§ **TASK DIRECTIONS**
Copy out each line of the records below word for word, keeping their order.

§ **MATERIAL FOR THIS EXERCISE**
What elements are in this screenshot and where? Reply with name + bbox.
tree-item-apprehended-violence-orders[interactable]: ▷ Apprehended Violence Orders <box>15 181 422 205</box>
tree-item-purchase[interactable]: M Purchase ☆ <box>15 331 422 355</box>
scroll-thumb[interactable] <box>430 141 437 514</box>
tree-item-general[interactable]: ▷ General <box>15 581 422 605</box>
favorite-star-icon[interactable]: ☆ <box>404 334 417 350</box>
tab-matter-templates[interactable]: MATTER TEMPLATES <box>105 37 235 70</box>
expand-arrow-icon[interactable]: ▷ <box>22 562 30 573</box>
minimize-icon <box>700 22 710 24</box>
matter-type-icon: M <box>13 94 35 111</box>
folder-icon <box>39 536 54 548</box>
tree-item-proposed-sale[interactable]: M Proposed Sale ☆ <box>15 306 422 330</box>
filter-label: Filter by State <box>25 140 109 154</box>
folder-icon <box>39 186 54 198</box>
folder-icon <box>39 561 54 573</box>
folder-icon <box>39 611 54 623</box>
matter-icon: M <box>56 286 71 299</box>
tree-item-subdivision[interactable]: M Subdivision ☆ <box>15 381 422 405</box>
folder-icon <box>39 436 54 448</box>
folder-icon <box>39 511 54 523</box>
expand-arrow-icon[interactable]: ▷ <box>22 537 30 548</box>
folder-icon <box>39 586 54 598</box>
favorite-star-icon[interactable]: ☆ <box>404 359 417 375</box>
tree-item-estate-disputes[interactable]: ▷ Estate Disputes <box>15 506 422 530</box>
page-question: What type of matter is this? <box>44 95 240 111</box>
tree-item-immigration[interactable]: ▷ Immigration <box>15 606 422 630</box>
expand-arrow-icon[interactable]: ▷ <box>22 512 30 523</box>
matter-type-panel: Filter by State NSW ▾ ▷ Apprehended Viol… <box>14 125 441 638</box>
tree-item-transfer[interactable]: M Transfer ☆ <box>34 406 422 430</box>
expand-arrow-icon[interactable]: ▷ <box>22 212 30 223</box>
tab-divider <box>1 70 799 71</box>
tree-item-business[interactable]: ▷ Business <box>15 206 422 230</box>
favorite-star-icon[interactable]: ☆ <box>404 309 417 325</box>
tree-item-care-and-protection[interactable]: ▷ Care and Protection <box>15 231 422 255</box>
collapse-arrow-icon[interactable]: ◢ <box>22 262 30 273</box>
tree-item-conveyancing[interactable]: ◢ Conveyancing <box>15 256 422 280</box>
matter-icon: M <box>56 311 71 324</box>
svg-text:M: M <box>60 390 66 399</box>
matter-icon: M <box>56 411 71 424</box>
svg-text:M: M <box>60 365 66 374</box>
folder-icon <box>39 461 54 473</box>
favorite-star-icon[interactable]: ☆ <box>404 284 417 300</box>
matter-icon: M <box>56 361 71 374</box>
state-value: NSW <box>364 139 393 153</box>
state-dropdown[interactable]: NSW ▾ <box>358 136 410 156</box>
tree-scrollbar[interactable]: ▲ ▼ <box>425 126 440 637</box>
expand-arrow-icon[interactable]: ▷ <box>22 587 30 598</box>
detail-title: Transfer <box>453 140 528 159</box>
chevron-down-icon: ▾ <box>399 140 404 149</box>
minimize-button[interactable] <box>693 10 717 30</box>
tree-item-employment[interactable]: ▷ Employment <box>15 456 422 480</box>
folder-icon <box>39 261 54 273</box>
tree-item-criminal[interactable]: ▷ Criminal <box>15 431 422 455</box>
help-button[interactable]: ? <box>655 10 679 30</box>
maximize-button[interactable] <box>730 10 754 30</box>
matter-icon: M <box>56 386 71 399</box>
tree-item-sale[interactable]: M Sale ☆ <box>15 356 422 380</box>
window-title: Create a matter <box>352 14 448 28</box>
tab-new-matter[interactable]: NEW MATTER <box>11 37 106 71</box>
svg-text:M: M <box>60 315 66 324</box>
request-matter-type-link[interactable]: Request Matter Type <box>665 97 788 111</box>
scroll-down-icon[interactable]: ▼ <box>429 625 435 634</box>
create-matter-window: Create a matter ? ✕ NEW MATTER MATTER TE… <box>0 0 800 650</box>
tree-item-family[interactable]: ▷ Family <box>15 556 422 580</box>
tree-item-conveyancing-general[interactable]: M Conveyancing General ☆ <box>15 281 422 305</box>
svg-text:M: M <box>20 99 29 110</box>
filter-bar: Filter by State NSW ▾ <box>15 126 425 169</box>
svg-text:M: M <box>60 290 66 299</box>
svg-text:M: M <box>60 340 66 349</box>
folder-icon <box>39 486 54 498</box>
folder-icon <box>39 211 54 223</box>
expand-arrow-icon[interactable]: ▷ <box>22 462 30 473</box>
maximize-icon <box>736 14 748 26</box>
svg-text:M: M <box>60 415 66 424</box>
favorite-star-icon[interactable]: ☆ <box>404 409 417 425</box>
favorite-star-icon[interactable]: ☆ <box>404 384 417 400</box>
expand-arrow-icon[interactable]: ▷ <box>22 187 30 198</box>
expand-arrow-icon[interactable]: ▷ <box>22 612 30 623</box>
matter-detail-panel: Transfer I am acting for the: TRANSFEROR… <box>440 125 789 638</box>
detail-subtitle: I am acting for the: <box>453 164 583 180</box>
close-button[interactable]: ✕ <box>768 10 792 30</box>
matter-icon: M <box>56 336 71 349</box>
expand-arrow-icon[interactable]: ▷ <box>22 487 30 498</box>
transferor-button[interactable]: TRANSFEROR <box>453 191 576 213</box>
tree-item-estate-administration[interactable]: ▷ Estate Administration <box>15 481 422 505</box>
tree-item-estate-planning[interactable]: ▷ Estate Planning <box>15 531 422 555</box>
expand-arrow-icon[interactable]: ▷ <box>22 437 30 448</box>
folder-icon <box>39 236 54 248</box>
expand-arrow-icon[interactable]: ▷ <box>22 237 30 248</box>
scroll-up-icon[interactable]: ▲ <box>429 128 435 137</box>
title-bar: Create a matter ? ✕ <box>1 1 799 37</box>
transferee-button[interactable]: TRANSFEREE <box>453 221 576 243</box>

§ **REPLY TO THE EXERCISE**
What elements are in this screenshot and where? Reply with name + bbox.
tree-item-apprehended-violence-orders[interactable]: ▷ Apprehended Violence Orders <box>15 181 422 205</box>
tree-item-purchase[interactable]: M Purchase ☆ <box>15 331 422 355</box>
scroll-thumb[interactable] <box>430 141 437 514</box>
tree-item-general[interactable]: ▷ General <box>15 581 422 605</box>
favorite-star-icon[interactable]: ☆ <box>404 334 417 350</box>
tab-matter-templates[interactable]: MATTER TEMPLATES <box>105 37 235 70</box>
expand-arrow-icon[interactable]: ▷ <box>22 562 30 573</box>
minimize-icon <box>700 22 710 24</box>
matter-type-icon: M <box>13 94 35 111</box>
folder-icon <box>39 536 54 548</box>
tree-item-proposed-sale[interactable]: M Proposed Sale ☆ <box>15 306 422 330</box>
filter-label: Filter by State <box>25 140 109 154</box>
folder-icon <box>39 186 54 198</box>
folder-icon <box>39 561 54 573</box>
folder-icon <box>39 611 54 623</box>
matter-icon: M <box>56 286 71 299</box>
tree-item-subdivision[interactable]: M Subdivision ☆ <box>15 381 422 405</box>
folder-icon <box>39 436 54 448</box>
folder-icon <box>39 511 54 523</box>
expand-arrow-icon[interactable]: ▷ <box>22 537 30 548</box>
folder-icon <box>39 586 54 598</box>
favorite-star-icon[interactable]: ☆ <box>404 359 417 375</box>
tree-item-estate-disputes[interactable]: ▷ Estate Disputes <box>15 506 422 530</box>
page-question: What type of matter is this? <box>44 95 240 111</box>
tree-item-immigration[interactable]: ▷ Immigration <box>15 606 422 630</box>
expand-arrow-icon[interactable]: ▷ <box>22 512 30 523</box>
matter-type-panel: Filter by State NSW ▾ ▷ Apprehended Viol… <box>14 125 441 638</box>
tree-item-transfer[interactable]: M Transfer ☆ <box>34 406 422 430</box>
expand-arrow-icon[interactable]: ▷ <box>22 212 30 223</box>
tab-divider <box>1 70 799 71</box>
tree-item-business[interactable]: ▷ Business <box>15 206 422 230</box>
favorite-star-icon[interactable]: ☆ <box>404 309 417 325</box>
tree-item-care-and-protection[interactable]: ▷ Care and Protection <box>15 231 422 255</box>
collapse-arrow-icon[interactable]: ◢ <box>22 262 30 273</box>
tree-item-conveyancing[interactable]: ◢ Conveyancing <box>15 256 422 280</box>
matter-icon: M <box>56 311 71 324</box>
svg-text:M: M <box>60 390 66 399</box>
matter-icon: M <box>56 411 71 424</box>
svg-text:M: M <box>60 365 66 374</box>
folder-icon <box>39 461 54 473</box>
favorite-star-icon[interactable]: ☆ <box>404 284 417 300</box>
matter-icon: M <box>56 361 71 374</box>
state-value: NSW <box>364 139 393 153</box>
state-dropdown[interactable]: NSW ▾ <box>358 136 410 156</box>
tree-scrollbar[interactable]: ▲ ▼ <box>425 126 440 637</box>
expand-arrow-icon[interactable]: ▷ <box>22 587 30 598</box>
detail-title: Transfer <box>453 140 528 159</box>
chevron-down-icon: ▾ <box>399 140 404 149</box>
minimize-button[interactable] <box>693 10 717 30</box>
tree-item-employment[interactable]: ▷ Employment <box>15 456 422 480</box>
folder-icon <box>39 261 54 273</box>
tree-item-criminal[interactable]: ▷ Criminal <box>15 431 422 455</box>
help-button[interactable]: ? <box>655 10 679 30</box>
maximize-button[interactable] <box>730 10 754 30</box>
matter-icon: M <box>56 386 71 399</box>
tree-item-sale[interactable]: M Sale ☆ <box>15 356 422 380</box>
window-title: Create a matter <box>352 14 448 28</box>
tab-new-matter[interactable]: NEW MATTER <box>11 37 106 71</box>
svg-text:M: M <box>60 315 66 324</box>
request-matter-type-link[interactable]: Request Matter Type <box>665 97 788 111</box>
scroll-down-icon[interactable]: ▼ <box>429 625 435 634</box>
create-matter-window: Create a matter ? ✕ NEW MATTER MATTER TE… <box>0 0 800 650</box>
tree-item-family[interactable]: ▷ Family <box>15 556 422 580</box>
tree-item-conveyancing-general[interactable]: M Conveyancing General ☆ <box>15 281 422 305</box>
svg-text:M: M <box>20 99 29 110</box>
filter-bar: Filter by State NSW ▾ <box>15 126 425 169</box>
svg-text:M: M <box>60 290 66 299</box>
svg-text:M: M <box>60 340 66 349</box>
folder-icon <box>39 486 54 498</box>
folder-icon <box>39 211 54 223</box>
expand-arrow-icon[interactable]: ▷ <box>22 462 30 473</box>
maximize-icon <box>736 14 748 26</box>
svg-text:M: M <box>60 415 66 424</box>
favorite-star-icon[interactable]: ☆ <box>404 409 417 425</box>
favorite-star-icon[interactable]: ☆ <box>404 384 417 400</box>
expand-arrow-icon[interactable]: ▷ <box>22 187 30 198</box>
expand-arrow-icon[interactable]: ▷ <box>22 612 30 623</box>
matter-detail-panel: Transfer I am acting for the: TRANSFEROR… <box>440 125 789 638</box>
detail-subtitle: I am acting for the: <box>453 164 583 180</box>
close-button[interactable]: ✕ <box>768 10 792 30</box>
matter-icon: M <box>56 336 71 349</box>
expand-arrow-icon[interactable]: ▷ <box>22 487 30 498</box>
transferor-button[interactable]: TRANSFEROR <box>453 191 576 213</box>
tree-item-estate-administration[interactable]: ▷ Estate Administration <box>15 481 422 505</box>
tree-item-estate-planning[interactable]: ▷ Estate Planning <box>15 531 422 555</box>
expand-arrow-icon[interactable]: ▷ <box>22 437 30 448</box>
folder-icon <box>39 236 54 248</box>
expand-arrow-icon[interactable]: ▷ <box>22 237 30 248</box>
scroll-up-icon[interactable]: ▲ <box>429 128 435 137</box>
title-bar: Create a matter ? ✕ <box>1 1 799 37</box>
transferee-button[interactable]: TRANSFEREE <box>453 221 576 243</box>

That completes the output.